- _WRITTEN INSTRUCTION_
Copy each line of the entries beneath that contains the word "along".

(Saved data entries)
################

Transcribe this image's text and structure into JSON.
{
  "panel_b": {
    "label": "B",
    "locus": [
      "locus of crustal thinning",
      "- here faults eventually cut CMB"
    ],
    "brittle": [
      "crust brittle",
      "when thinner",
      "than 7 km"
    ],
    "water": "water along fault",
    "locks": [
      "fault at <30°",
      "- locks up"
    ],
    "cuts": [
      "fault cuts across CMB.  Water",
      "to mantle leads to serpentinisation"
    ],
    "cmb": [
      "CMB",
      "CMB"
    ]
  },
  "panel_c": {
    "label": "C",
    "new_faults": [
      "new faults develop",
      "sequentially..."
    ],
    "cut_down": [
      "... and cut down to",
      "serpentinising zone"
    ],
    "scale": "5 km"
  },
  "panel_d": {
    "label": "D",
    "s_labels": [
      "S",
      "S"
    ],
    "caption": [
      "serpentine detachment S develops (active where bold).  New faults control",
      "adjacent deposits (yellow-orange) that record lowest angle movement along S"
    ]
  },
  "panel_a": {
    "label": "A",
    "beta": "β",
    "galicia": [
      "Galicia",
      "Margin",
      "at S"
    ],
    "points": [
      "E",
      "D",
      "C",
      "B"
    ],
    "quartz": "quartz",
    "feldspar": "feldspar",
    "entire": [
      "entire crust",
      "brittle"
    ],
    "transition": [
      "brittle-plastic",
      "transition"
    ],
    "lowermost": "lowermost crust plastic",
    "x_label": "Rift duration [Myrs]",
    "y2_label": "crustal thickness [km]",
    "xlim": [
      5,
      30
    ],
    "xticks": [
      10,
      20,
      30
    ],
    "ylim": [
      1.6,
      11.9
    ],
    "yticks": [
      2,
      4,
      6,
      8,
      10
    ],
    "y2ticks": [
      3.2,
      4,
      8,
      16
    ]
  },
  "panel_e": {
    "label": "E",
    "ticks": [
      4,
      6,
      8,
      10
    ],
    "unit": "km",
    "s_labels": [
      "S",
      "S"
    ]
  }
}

################

- _TASK OUTPUT_
    "water": "water along fault",
      "adjacent deposits (yellow-orange) that record lowest angle movement along S"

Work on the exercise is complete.